Objective: Collect all lines below with the string "Respondent".

Records supplied:
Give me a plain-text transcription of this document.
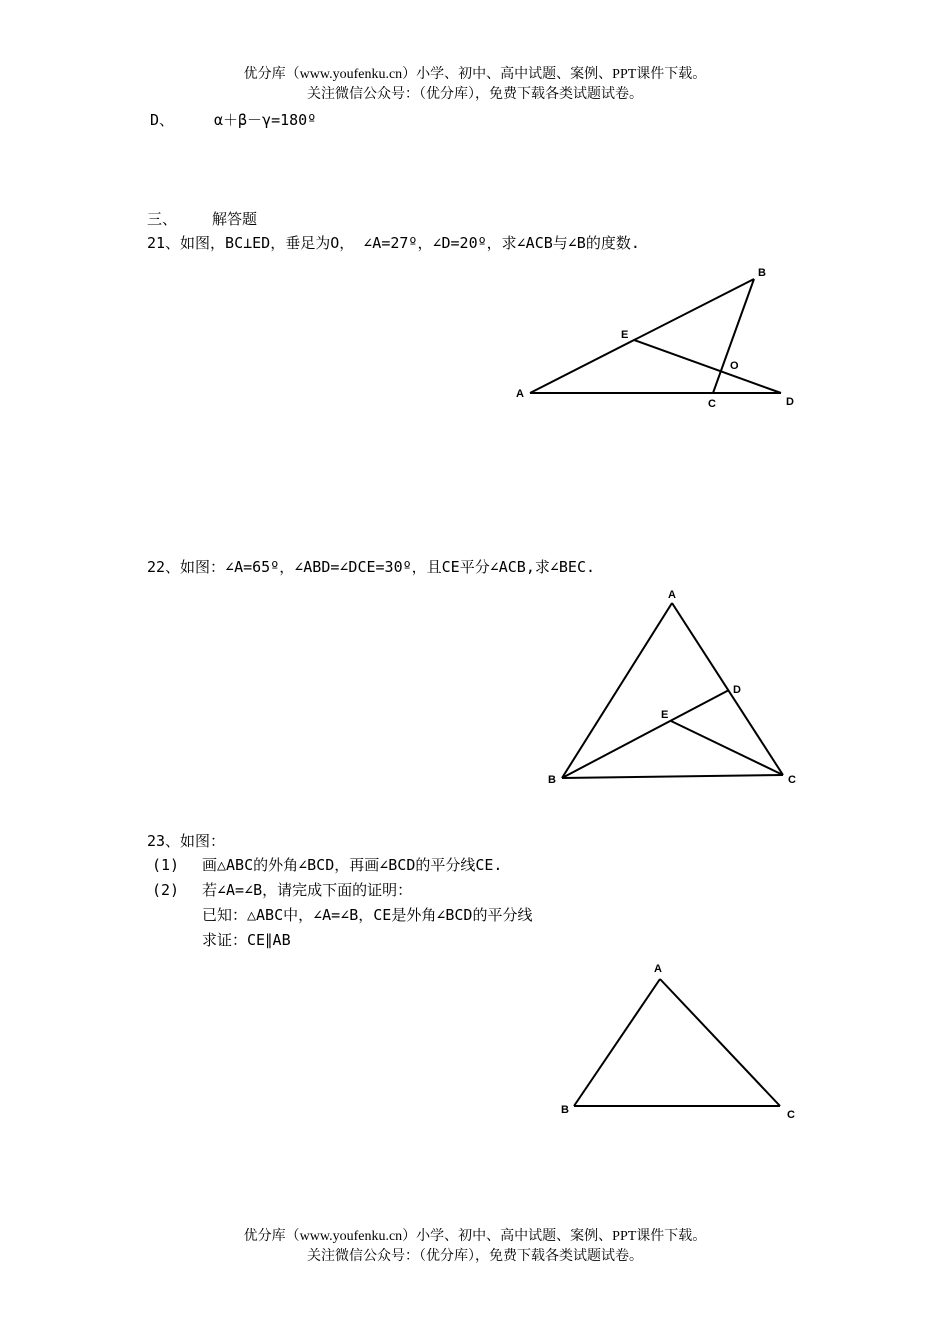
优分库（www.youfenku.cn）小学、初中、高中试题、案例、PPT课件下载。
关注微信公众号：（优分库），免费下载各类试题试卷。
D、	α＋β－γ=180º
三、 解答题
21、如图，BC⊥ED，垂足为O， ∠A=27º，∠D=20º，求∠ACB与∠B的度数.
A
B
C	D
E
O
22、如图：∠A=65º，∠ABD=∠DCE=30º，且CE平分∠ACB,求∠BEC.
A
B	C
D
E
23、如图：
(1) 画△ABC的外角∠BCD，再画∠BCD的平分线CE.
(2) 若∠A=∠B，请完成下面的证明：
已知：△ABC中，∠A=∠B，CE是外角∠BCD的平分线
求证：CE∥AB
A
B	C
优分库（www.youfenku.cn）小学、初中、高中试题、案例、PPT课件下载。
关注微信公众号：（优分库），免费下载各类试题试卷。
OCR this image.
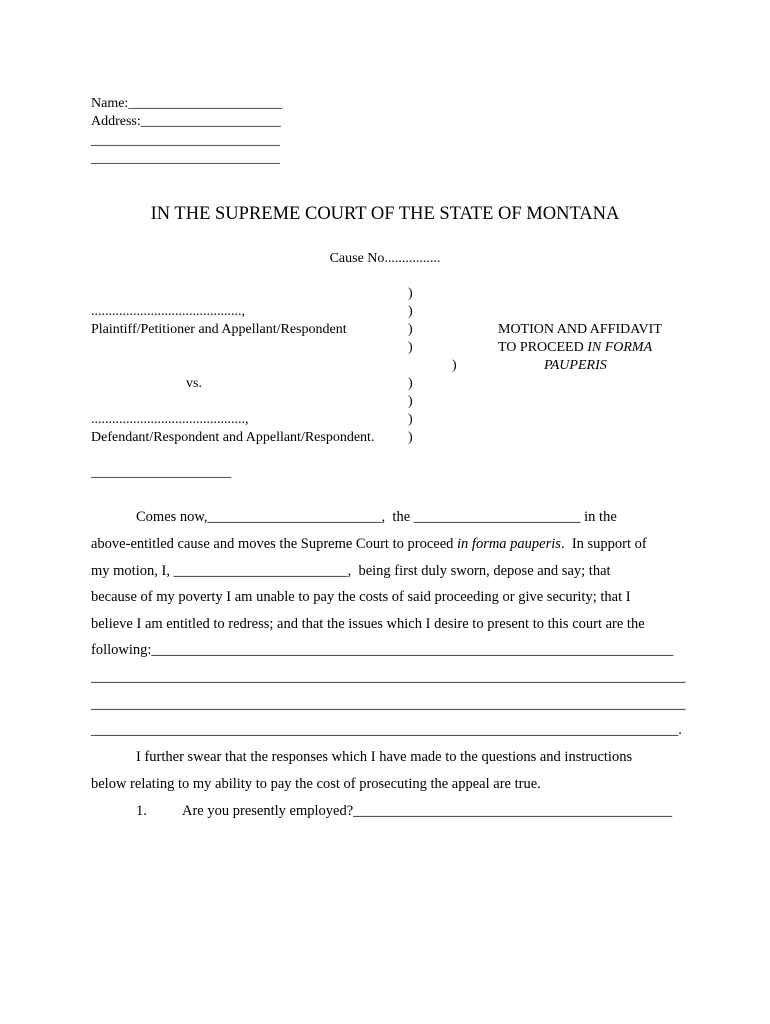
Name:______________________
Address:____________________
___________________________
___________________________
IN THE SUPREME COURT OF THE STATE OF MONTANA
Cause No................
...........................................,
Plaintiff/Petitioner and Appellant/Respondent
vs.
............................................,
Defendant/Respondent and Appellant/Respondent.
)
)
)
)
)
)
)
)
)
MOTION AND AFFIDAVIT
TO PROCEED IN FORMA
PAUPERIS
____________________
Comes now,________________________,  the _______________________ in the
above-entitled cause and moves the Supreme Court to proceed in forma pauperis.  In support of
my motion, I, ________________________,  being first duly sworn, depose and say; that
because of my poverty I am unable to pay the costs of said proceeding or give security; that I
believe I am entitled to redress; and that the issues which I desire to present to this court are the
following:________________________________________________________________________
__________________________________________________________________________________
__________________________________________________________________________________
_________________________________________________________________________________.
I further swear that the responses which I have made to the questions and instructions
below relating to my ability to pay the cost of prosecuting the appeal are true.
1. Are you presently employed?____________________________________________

Answer in full:
Plaintiff/Petitioner and Appellant/Respondent
Defendant/Respondent and Appellant/Respondent.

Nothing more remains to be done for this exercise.